### RECORDS PROVIDED
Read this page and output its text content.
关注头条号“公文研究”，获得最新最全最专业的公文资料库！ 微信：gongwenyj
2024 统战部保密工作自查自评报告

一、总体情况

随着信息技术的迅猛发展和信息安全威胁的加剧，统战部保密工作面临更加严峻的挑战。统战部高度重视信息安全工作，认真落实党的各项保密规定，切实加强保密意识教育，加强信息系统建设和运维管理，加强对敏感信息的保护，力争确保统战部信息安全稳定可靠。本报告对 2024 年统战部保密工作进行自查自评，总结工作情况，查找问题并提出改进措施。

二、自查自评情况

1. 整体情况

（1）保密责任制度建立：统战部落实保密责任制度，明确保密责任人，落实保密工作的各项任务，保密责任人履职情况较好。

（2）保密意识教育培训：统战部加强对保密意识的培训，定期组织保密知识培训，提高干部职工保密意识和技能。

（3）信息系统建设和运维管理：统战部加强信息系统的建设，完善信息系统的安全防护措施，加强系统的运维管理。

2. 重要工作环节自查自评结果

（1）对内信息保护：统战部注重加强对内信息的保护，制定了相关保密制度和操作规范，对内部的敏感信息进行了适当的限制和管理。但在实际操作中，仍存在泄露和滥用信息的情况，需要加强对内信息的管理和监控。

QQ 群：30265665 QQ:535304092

### WHAT YOU SHOULD DO
Set down the entries verbatim, leaving none out.

### EXERCISE SOLUTION
Read this page and output its text content.
关注头条号“公文研究”，获得最新最全最专业的公文资料库！ 微信：gongwenyj
2024 统战部保密工作自查自评报告

一、总体情况

随着信息技术的迅猛发展和信息安全威胁的加剧，统战部保密工作面临更加严峻的挑战。统战部高度重视信息安全工作，认真落实党的各项保密规定，切实加强保密意识教育，加强信息系统建设和运维管理，加强对敏感信息的保护，力争确保统战部信息安全稳定可靠。本报告对 2024 年统战部保密工作进行自查自评，总结工作情况，查找问题并提出改进措施。

二、自查自评情况

1. 整体情况

（1）保密责任制度建立：统战部落实保密责任制度，明确保密责任人，落实保密工作的各项任务，保密责任人履职情况较好。

（2）保密意识教育培训：统战部加强对保密意识的培训，定期组织保密知识培训，提高干部职工保密意识和技能。

（3）信息系统建设和运维管理：统战部加强信息系统的建设，完善信息系统的安全防护措施，加强系统的运维管理。

2. 重要工作环节自查自评结果

（1）对内信息保护：统战部注重加强对内信息的保护，制定了相关保密制度和操作规范，对内部的敏感信息进行了适当的限制和管理。但在实际操作中，仍存在泄露和滥用信息的情况，需要加强对内信息的管理和监控。

QQ 群：30265665 QQ:535304092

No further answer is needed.